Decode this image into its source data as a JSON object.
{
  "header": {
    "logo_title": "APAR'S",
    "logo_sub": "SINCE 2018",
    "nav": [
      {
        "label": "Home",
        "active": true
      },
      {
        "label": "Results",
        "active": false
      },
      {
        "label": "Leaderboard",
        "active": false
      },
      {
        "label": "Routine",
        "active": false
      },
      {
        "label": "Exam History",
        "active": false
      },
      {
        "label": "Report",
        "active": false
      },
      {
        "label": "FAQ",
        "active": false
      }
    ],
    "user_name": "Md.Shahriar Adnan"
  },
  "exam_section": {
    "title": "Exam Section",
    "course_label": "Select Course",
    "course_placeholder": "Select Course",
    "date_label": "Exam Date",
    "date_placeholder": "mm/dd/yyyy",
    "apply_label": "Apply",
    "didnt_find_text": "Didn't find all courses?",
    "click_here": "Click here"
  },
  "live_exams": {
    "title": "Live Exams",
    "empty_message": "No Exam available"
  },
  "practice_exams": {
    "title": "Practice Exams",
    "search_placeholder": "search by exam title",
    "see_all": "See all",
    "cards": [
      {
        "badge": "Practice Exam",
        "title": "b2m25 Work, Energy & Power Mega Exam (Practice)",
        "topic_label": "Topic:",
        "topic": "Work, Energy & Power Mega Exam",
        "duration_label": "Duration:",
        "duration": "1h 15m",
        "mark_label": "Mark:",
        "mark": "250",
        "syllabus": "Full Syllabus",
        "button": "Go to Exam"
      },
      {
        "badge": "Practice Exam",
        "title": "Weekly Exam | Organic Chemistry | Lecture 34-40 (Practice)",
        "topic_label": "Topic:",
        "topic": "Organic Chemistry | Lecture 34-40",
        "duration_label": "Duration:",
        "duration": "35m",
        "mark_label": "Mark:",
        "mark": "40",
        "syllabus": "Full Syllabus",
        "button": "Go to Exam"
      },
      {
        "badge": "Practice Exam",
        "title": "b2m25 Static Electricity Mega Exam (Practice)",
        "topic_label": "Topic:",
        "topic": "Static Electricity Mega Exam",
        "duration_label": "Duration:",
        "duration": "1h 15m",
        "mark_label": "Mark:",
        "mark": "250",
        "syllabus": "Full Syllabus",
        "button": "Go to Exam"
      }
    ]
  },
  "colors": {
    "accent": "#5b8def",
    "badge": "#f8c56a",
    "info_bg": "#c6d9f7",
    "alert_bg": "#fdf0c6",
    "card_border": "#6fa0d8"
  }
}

AIM OF THE TASK
Pick out the lines containing the string "Chemistry".

RESPONSE TO THIS EXERCISE
        "title": "Weekly Exam | Organic Chemistry | Lecture 34-40 (Practice)",
        "topic": "Organic Chemistry | Lecture 34-40",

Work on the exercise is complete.